What you will do: Using the material that follows, identify and copy each line with the string "detached".

Begin

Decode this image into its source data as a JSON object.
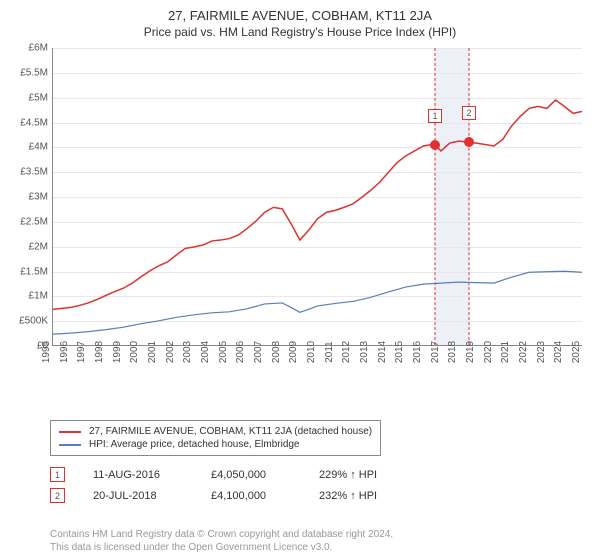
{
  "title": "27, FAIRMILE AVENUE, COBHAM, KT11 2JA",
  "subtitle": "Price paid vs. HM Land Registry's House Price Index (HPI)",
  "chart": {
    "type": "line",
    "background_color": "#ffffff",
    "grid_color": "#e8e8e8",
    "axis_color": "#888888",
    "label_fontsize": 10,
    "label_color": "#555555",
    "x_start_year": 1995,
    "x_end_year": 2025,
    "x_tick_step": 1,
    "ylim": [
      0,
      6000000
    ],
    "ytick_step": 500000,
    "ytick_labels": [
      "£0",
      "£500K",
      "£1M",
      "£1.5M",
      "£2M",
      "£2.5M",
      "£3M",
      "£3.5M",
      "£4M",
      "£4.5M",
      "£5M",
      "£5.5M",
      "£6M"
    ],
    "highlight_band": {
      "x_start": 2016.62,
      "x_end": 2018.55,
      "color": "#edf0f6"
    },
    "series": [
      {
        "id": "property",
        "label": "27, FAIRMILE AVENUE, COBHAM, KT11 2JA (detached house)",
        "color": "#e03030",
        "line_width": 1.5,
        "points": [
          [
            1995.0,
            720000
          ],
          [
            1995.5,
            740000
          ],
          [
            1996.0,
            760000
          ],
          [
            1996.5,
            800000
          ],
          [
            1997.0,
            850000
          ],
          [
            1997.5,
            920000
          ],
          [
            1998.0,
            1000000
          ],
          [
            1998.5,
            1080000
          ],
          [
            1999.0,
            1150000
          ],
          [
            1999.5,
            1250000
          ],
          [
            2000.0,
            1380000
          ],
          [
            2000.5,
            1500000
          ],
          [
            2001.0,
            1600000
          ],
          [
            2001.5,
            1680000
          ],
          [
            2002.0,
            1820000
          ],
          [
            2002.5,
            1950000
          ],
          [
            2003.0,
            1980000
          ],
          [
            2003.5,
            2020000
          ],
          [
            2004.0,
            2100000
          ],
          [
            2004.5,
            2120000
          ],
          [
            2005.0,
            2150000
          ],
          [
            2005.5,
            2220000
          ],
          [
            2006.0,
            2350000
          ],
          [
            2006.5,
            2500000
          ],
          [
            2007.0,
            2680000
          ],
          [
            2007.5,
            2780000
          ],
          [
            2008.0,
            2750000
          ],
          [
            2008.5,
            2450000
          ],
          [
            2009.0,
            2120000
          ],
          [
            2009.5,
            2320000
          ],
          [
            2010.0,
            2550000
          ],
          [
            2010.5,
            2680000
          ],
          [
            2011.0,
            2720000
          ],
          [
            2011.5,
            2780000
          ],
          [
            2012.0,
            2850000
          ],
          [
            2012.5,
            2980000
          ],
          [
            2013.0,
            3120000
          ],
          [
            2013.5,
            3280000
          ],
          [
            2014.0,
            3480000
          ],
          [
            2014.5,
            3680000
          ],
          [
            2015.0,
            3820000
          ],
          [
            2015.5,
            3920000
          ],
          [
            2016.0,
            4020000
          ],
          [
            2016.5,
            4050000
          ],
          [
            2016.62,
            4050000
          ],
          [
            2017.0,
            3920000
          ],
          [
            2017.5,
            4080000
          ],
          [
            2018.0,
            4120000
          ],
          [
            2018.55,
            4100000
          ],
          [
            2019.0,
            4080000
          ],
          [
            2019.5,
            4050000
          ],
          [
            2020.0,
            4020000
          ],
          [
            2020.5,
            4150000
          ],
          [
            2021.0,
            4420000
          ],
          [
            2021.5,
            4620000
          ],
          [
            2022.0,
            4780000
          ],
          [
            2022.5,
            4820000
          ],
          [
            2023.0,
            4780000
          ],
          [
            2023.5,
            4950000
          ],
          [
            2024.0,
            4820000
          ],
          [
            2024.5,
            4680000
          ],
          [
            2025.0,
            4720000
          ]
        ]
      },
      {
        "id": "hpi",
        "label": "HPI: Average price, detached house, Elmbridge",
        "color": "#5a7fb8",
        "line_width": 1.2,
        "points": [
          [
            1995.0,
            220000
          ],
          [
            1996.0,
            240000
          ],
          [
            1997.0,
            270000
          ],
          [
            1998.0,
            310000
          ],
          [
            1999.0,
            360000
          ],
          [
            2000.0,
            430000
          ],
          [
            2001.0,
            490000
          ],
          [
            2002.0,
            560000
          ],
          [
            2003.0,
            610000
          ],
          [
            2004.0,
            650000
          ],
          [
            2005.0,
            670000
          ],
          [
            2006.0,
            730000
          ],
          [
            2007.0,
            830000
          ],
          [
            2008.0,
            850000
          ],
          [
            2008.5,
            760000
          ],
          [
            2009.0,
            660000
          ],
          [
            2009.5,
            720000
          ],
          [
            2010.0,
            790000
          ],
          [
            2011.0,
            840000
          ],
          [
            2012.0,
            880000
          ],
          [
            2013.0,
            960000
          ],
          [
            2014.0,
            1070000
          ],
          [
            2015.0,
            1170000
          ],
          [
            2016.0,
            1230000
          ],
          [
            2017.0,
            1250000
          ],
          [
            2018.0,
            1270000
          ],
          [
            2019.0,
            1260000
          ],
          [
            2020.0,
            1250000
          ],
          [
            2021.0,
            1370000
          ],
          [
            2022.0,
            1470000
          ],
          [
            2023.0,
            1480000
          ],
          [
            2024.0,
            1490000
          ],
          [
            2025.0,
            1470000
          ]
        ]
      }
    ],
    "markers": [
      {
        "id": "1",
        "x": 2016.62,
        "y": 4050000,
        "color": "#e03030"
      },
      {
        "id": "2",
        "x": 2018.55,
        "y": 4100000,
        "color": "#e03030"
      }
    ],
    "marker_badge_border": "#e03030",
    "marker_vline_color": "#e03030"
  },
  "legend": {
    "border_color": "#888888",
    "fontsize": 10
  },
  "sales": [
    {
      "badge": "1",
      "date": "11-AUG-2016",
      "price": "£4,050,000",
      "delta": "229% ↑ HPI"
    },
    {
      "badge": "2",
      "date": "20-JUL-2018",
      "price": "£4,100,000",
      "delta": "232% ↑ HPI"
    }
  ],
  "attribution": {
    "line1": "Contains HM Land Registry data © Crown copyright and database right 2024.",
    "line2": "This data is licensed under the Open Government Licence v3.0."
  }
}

End

Response to the exercise:
        "label": "27, FAIRMILE AVENUE, COBHAM, KT11 2JA (detached house)",
        "label": "HPI: Average price, detached house, Elmbridge",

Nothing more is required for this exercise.